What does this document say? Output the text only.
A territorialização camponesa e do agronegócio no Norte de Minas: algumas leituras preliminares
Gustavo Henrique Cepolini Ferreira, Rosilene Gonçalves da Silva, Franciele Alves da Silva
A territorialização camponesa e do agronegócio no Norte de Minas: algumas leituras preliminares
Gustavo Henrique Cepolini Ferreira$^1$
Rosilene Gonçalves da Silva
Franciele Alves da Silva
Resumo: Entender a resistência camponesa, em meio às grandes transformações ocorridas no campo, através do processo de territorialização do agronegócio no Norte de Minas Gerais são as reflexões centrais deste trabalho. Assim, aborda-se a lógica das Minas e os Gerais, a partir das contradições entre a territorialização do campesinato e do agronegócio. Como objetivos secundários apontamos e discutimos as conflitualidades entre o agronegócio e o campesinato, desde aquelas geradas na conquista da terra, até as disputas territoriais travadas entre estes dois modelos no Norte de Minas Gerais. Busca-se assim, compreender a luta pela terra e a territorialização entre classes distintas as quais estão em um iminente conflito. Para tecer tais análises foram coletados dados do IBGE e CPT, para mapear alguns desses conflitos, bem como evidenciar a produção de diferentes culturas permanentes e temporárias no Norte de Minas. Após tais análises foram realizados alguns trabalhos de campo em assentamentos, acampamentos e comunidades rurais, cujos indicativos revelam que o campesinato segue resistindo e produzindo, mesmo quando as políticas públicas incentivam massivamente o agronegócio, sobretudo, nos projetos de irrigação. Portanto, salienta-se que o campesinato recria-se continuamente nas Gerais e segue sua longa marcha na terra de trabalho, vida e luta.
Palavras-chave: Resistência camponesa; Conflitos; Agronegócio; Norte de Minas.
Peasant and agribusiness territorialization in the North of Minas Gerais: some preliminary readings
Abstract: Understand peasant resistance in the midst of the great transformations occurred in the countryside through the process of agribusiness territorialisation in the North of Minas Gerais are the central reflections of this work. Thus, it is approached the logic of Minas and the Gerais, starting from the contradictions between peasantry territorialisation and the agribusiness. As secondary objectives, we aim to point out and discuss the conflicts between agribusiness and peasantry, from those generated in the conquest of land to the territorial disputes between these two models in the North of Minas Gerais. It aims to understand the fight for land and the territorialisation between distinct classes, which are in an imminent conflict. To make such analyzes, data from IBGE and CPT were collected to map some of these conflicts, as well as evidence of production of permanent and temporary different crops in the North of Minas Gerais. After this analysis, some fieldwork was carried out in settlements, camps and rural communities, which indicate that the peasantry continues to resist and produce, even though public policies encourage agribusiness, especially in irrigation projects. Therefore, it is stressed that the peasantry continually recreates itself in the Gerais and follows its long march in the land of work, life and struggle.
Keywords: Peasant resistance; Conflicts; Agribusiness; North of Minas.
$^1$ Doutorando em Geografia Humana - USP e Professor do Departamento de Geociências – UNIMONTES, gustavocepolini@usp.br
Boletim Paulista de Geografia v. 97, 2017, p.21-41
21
==========
[What you are asked to do] Select and copy every line of the material that holds the string "Gonçalves".

[Written response]
Gustavo Henrique Cepolini Ferreira, Rosilene Gonçalves da Silva, Franciele Alves da Silva
Rosilene Gonçalves da Silva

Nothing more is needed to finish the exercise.